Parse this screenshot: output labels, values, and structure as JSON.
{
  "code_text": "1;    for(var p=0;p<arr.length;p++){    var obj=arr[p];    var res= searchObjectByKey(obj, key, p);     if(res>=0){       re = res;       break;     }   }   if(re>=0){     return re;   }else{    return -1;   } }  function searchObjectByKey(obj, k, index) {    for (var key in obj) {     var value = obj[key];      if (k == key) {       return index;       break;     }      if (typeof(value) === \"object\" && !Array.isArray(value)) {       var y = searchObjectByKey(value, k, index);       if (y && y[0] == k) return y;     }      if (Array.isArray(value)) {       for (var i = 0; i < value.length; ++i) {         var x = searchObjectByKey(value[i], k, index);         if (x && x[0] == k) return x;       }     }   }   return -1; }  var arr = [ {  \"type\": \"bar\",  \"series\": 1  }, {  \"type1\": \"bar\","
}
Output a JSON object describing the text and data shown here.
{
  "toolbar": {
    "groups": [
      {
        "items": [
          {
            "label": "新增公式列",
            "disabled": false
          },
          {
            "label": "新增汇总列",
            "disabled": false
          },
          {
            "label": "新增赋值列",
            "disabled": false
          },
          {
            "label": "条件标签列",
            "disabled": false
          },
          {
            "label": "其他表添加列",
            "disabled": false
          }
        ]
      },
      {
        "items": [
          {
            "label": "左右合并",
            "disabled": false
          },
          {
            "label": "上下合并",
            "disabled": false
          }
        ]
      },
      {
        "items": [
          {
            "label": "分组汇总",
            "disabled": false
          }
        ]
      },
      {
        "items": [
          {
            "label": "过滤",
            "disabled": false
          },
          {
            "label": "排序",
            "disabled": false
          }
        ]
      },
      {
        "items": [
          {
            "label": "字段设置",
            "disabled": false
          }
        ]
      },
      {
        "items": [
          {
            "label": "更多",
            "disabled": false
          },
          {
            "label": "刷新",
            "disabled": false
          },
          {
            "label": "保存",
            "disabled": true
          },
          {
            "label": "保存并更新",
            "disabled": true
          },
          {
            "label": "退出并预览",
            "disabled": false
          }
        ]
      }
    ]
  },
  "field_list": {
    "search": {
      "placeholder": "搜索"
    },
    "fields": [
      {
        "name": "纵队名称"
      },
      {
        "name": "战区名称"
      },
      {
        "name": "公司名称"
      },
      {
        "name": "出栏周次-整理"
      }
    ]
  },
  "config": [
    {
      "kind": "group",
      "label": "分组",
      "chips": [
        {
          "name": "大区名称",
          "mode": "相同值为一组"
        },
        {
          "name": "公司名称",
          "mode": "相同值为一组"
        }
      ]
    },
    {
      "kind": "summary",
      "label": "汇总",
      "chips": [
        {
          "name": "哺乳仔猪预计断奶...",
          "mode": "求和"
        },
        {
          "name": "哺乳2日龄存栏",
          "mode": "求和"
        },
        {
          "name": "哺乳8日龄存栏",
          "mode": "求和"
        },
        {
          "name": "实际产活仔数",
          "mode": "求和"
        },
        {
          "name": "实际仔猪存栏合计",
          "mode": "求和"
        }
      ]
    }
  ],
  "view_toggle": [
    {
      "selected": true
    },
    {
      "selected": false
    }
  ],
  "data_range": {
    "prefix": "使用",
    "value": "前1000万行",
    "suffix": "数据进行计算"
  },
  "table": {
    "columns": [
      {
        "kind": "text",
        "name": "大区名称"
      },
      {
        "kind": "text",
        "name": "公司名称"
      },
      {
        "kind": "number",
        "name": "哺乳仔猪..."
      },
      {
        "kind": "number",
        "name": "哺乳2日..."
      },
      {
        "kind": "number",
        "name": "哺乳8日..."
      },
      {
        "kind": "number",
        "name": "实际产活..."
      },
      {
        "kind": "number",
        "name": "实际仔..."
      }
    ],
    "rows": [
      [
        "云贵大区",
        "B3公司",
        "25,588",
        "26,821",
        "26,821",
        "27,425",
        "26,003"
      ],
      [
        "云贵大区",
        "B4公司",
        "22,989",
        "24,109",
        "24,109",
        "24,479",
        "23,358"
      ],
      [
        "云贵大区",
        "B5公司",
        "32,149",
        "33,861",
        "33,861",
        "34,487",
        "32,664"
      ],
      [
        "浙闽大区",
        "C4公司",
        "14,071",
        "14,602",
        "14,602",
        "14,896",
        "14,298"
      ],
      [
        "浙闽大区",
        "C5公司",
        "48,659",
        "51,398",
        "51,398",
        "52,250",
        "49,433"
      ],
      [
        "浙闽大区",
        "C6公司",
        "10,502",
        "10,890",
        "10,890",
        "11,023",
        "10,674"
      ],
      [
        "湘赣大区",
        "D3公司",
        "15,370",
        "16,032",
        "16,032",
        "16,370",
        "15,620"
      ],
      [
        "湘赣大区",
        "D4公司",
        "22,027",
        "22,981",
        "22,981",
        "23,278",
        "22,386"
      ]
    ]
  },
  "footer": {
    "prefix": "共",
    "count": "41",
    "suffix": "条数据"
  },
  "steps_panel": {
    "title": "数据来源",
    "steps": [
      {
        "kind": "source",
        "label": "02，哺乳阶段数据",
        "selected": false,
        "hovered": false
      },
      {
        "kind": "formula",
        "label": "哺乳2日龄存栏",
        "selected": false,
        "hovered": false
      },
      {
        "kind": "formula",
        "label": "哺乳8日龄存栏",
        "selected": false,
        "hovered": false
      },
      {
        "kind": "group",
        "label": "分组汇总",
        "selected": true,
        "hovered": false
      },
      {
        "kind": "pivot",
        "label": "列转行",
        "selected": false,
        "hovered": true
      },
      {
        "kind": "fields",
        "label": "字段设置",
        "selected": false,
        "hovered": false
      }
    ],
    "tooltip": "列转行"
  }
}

# WHAT IS REQUIRED
Set down every record above exactly as given.

# OUTPUT
Parse this screenshot: output labels, values, and structure as JSON.
{
  "code_text": "1;    for(var p=0;p<arr.length;p++){    var obj=arr[p];    var res= searchObjectByKey(obj, key, p);     if(res>=0){       re = res;       break;     }   }   if(re>=0){     return re;   }else{    return -1;   } }  function searchObjectByKey(obj, k, index) {    for (var key in obj) {     var value = obj[key];      if (k == key) {       return index;       break;     }      if (typeof(value) === \"object\" && !Array.isArray(value)) {       var y = searchObjectByKey(value, k, index);       if (y && y[0] == k) return y;     }      if (Array.isArray(value)) {       for (var i = 0; i < value.length; ++i) {         var x = searchObjectByKey(value[i], k, index);         if (x && x[0] == k) return x;       }     }   }   return -1; }  var arr = [ {  \"type\": \"bar\",  \"series\": 1  }, {  \"type1\": \"bar\","
}
Output a JSON object describing the text and data shown here.
{
  "toolbar": {
    "groups": [
      {
        "items": [
          {
            "label": "新增公式列",
            "disabled": false
          },
          {
            "label": "新增汇总列",
            "disabled": false
          },
          {
            "label": "新增赋值列",
            "disabled": false
          },
          {
            "label": "条件标签列",
            "disabled": false
          },
          {
            "label": "其他表添加列",
            "disabled": false
          }
        ]
      },
      {
        "items": [
          {
            "label": "左右合并",
            "disabled": false
          },
          {
            "label": "上下合并",
            "disabled": false
          }
        ]
      },
      {
        "items": [
          {
            "label": "分组汇总",
            "disabled": false
          }
        ]
      },
      {
        "items": [
          {
            "label": "过滤",
            "disabled": false
          },
          {
            "label": "排序",
            "disabled": false
          }
        ]
      },
      {
        "items": [
          {
            "label": "字段设置",
            "disabled": false
          }
        ]
      },
      {
        "items": [
          {
            "label": "更多",
            "disabled": false
          },
          {
            "label": "刷新",
            "disabled": false
          },
          {
            "label": "保存",
            "disabled": true
          },
          {
            "label": "保存并更新",
            "disabled": true
          },
          {
            "label": "退出并预览",
            "disabled": false
          }
        ]
      }
    ]
  },
  "field_list": {
    "search": {
      "placeholder": "搜索"
    },
    "fields": [
      {
        "name": "纵队名称"
      },
      {
        "name": "战区名称"
      },
      {
        "name": "公司名称"
      },
      {
        "name": "出栏周次-整理"
      }
    ]
  },
  "config": [
    {
      "kind": "group",
      "label": "分组",
      "chips": [
        {
          "name": "大区名称",
          "mode": "相同值为一组"
        },
        {
          "name": "公司名称",
          "mode": "相同值为一组"
        }
      ]
    },
    {
      "kind": "summary",
      "label": "汇总",
      "chips": [
        {
          "name": "哺乳仔猪预计断奶...",
          "mode": "求和"
        },
        {
          "name": "哺乳2日龄存栏",
          "mode": "求和"
        },
        {
          "name": "哺乳8日龄存栏",
          "mode": "求和"
        },
        {
          "name": "实际产活仔数",
          "mode": "求和"
        },
        {
          "name": "实际仔猪存栏合计",
          "mode": "求和"
        }
      ]
    }
  ],
  "view_toggle": [
    {
      "selected": true
    },
    {
      "selected": false
    }
  ],
  "data_range": {
    "prefix": "使用",
    "value": "前1000万行",
    "suffix": "数据进行计算"
  },
  "table": {
    "columns": [
      {
        "kind": "text",
        "name": "大区名称"
      },
      {
        "kind": "text",
        "name": "公司名称"
      },
      {
        "kind": "number",
        "name": "哺乳仔猪..."
      },
      {
        "kind": "number",
        "name": "哺乳2日..."
      },
      {
        "kind": "number",
        "name": "哺乳8日..."
      },
      {
        "kind": "number",
        "name": "实际产活..."
      },
      {
        "kind": "number",
        "name": "实际仔..."
      }
    ],
    "rows": [
      [
        "云贵大区",
        "B3公司",
        "25,588",
        "26,821",
        "26,821",
        "27,425",
        "26,003"
      ],
      [
        "云贵大区",
        "B4公司",
        "22,989",
        "24,109",
        "24,109",
        "24,479",
        "23,358"
      ],
      [
        "云贵大区",
        "B5公司",
        "32,149",
        "33,861",
        "33,861",
        "34,487",
        "32,664"
      ],
      [
        "浙闽大区",
        "C4公司",
        "14,071",
        "14,602",
        "14,602",
        "14,896",
        "14,298"
      ],
      [
        "浙闽大区",
        "C5公司",
        "48,659",
        "51,398",
        "51,398",
        "52,250",
        "49,433"
      ],
      [
        "浙闽大区",
        "C6公司",
        "10,502",
        "10,890",
        "10,890",
        "11,023",
        "10,674"
      ],
      [
        "湘赣大区",
        "D3公司",
        "15,370",
        "16,032",
        "16,032",
        "16,370",
        "15,620"
      ],
      [
        "湘赣大区",
        "D4公司",
        "22,027",
        "22,981",
        "22,981",
        "23,278",
        "22,386"
      ]
    ]
  },
  "footer": {
    "prefix": "共",
    "count": "41",
    "suffix": "条数据"
  },
  "steps_panel": {
    "title": "数据来源",
    "steps": [
      {
        "kind": "source",
        "label": "02，哺乳阶段数据",
        "selected": false,
        "hovered": false
      },
      {
        "kind": "formula",
        "label": "哺乳2日龄存栏",
        "selected": false,
        "hovered": false
      },
      {
        "kind": "formula",
        "label": "哺乳8日龄存栏",
        "selected": false,
        "hovered": false
      },
      {
        "kind": "group",
        "label": "分组汇总",
        "selected": true,
        "hovered": false
      },
      {
        "kind": "pivot",
        "label": "列转行",
        "selected": false,
        "hovered": true
      },
      {
        "kind": "fields",
        "label": "字段设置",
        "selected": false,
        "hovered": false
      }
    ],
    "tooltip": "列转行"
  }
}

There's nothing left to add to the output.